* **SHORT TASK**: The listing below is to be output in its exact form.

* **EXCERPTED DATA**:

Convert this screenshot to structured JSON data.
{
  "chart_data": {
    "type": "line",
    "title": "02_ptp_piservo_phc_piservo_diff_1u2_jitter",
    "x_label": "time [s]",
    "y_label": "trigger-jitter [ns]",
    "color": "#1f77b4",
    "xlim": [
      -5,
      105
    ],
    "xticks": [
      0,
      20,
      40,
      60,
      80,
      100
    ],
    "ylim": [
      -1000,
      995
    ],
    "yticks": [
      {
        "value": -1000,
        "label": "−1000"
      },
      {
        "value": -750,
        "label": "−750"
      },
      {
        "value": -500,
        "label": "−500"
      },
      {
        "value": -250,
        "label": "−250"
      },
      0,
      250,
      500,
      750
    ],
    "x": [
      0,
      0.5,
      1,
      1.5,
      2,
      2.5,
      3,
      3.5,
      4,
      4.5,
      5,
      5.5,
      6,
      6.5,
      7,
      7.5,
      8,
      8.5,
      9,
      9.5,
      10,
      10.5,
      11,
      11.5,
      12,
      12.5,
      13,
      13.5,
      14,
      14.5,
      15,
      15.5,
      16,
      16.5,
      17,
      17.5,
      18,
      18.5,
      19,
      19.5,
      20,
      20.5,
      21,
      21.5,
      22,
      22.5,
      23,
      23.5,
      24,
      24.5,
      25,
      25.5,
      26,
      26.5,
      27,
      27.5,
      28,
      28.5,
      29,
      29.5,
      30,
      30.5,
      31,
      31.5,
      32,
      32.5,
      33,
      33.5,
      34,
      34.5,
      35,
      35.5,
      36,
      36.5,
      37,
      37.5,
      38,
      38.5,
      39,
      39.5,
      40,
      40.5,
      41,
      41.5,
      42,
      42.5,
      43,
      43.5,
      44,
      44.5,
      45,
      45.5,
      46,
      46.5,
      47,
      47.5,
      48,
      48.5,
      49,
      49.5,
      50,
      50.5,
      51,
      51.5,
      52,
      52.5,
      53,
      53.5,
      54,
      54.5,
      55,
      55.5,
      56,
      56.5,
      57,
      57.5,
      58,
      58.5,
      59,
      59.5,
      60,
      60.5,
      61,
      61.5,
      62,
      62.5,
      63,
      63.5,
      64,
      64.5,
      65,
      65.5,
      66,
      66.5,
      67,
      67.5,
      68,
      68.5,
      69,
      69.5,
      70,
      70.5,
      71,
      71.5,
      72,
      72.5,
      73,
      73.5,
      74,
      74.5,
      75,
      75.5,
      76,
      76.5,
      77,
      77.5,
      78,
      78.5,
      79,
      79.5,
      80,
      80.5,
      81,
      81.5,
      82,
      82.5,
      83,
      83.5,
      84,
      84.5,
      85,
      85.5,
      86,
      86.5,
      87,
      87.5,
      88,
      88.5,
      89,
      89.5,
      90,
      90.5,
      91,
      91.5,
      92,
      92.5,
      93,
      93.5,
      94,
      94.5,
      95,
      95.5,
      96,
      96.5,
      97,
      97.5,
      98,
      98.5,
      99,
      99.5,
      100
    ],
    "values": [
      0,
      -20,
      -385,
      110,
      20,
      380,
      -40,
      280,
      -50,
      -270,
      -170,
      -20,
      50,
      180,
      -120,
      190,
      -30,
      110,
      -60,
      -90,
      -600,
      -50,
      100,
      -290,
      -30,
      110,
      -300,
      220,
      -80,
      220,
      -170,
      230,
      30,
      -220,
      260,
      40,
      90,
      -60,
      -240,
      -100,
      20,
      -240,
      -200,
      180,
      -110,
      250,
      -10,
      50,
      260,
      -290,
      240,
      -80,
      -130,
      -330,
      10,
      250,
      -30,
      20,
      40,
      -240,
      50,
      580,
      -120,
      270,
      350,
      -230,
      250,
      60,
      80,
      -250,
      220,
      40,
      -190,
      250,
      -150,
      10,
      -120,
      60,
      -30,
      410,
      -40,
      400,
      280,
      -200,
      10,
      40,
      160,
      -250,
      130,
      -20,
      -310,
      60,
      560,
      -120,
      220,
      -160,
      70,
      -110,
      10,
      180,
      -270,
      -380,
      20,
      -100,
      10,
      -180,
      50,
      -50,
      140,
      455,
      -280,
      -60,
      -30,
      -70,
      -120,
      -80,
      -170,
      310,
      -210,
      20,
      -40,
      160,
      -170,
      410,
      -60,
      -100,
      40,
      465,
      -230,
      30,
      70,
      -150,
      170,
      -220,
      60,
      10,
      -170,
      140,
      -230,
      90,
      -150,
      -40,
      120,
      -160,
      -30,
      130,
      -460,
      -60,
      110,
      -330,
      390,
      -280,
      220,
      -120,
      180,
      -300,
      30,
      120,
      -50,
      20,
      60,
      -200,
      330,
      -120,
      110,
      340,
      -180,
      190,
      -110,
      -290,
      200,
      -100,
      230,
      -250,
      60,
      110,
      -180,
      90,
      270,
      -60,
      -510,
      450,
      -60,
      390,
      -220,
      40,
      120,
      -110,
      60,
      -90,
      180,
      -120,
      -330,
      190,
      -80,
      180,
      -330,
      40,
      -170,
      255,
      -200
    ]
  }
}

* **WRITTEN SOLUTION**:
Convert this screenshot to structured JSON data.
{
  "chart_data": {
    "type": "line",
    "title": "02_ptp_piservo_phc_piservo_diff_1u2_jitter",
    "x_label": "time [s]",
    "y_label": "trigger-jitter [ns]",
    "color": "#1f77b4",
    "xlim": [
      -5,
      105
    ],
    "xticks": [
      0,
      20,
      40,
      60,
      80,
      100
    ],
    "ylim": [
      -1000,
      995
    ],
    "yticks": [
      {
        "value": -1000,
        "label": "−1000"
      },
      {
        "value": -750,
        "label": "−750"
      },
      {
        "value": -500,
        "label": "−500"
      },
      {
        "value": -250,
        "label": "−250"
      },
      0,
      250,
      500,
      750
    ],
    "x": [
      0,
      0.5,
      1,
      1.5,
      2,
      2.5,
      3,
      3.5,
      4,
      4.5,
      5,
      5.5,
      6,
      6.5,
      7,
      7.5,
      8,
      8.5,
      9,
      9.5,
      10,
      10.5,
      11,
      11.5,
      12,
      12.5,
      13,
      13.5,
      14,
      14.5,
      15,
      15.5,
      16,
      16.5,
      17,
      17.5,
      18,
      18.5,
      19,
      19.5,
      20,
      20.5,
      21,
      21.5,
      22,
      22.5,
      23,
      23.5,
      24,
      24.5,
      25,
      25.5,
      26,
      26.5,
      27,
      27.5,
      28,
      28.5,
      29,
      29.5,
      30,
      30.5,
      31,
      31.5,
      32,
      32.5,
      33,
      33.5,
      34,
      34.5,
      35,
      35.5,
      36,
      36.5,
      37,
      37.5,
      38,
      38.5,
      39,
      39.5,
      40,
      40.5,
      41,
      41.5,
      42,
      42.5,
      43,
      43.5,
      44,
      44.5,
      45,
      45.5,
      46,
      46.5,
      47,
      47.5,
      48,
      48.5,
      49,
      49.5,
      50,
      50.5,
      51,
      51.5,
      52,
      52.5,
      53,
      53.5,
      54,
      54.5,
      55,
      55.5,
      56,
      56.5,
      57,
      57.5,
      58,
      58.5,
      59,
      59.5,
      60,
      60.5,
      61,
      61.5,
      62,
      62.5,
      63,
      63.5,
      64,
      64.5,
      65,
      65.5,
      66,
      66.5,
      67,
      67.5,
      68,
      68.5,
      69,
      69.5,
      70,
      70.5,
      71,
      71.5,
      72,
      72.5,
      73,
      73.5,
      74,
      74.5,
      75,
      75.5,
      76,
      76.5,
      77,
      77.5,
      78,
      78.5,
      79,
      79.5,
      80,
      80.5,
      81,
      81.5,
      82,
      82.5,
      83,
      83.5,
      84,
      84.5,
      85,
      85.5,
      86,
      86.5,
      87,
      87.5,
      88,
      88.5,
      89,
      89.5,
      90,
      90.5,
      91,
      91.5,
      92,
      92.5,
      93,
      93.5,
      94,
      94.5,
      95,
      95.5,
      96,
      96.5,
      97,
      97.5,
      98,
      98.5,
      99,
      99.5,
      100
    ],
    "values": [
      0,
      -20,
      -385,
      110,
      20,
      380,
      -40,
      280,
      -50,
      -270,
      -170,
      -20,
      50,
      180,
      -120,
      190,
      -30,
      110,
      -60,
      -90,
      -600,
      -50,
      100,
      -290,
      -30,
      110,
      -300,
      220,
      -80,
      220,
      -170,
      230,
      30,
      -220,
      260,
      40,
      90,
      -60,
      -240,
      -100,
      20,
      -240,
      -200,
      180,
      -110,
      250,
      -10,
      50,
      260,
      -290,
      240,
      -80,
      -130,
      -330,
      10,
      250,
      -30,
      20,
      40,
      -240,
      50,
      580,
      -120,
      270,
      350,
      -230,
      250,
      60,
      80,
      -250,
      220,
      40,
      -190,
      250,
      -150,
      10,
      -120,
      60,
      -30,
      410,
      -40,
      400,
      280,
      -200,
      10,
      40,
      160,
      -250,
      130,
      -20,
      -310,
      60,
      560,
      -120,
      220,
      -160,
      70,
      -110,
      10,
      180,
      -270,
      -380,
      20,
      -100,
      10,
      -180,
      50,
      -50,
      140,
      455,
      -280,
      -60,
      -30,
      -70,
      -120,
      -80,
      -170,
      310,
      -210,
      20,
      -40,
      160,
      -170,
      410,
      -60,
      -100,
      40,
      465,
      -230,
      30,
      70,
      -150,
      170,
      -220,
      60,
      10,
      -170,
      140,
      -230,
      90,
      -150,
      -40,
      120,
      -160,
      -30,
      130,
      -460,
      -60,
      110,
      -330,
      390,
      -280,
      220,
      -120,
      180,
      -300,
      30,
      120,
      -50,
      20,
      60,
      -200,
      330,
      -120,
      110,
      340,
      -180,
      190,
      -110,
      -290,
      200,
      -100,
      230,
      -250,
      60,
      110,
      -180,
      90,
      270,
      -60,
      -510,
      450,
      -60,
      390,
      -220,
      40,
      120,
      -110,
      60,
      -90,
      180,
      -120,
      -330,
      190,
      -80,
      180,
      -330,
      40,
      -170,
      255,
      -200
    ]
  }
}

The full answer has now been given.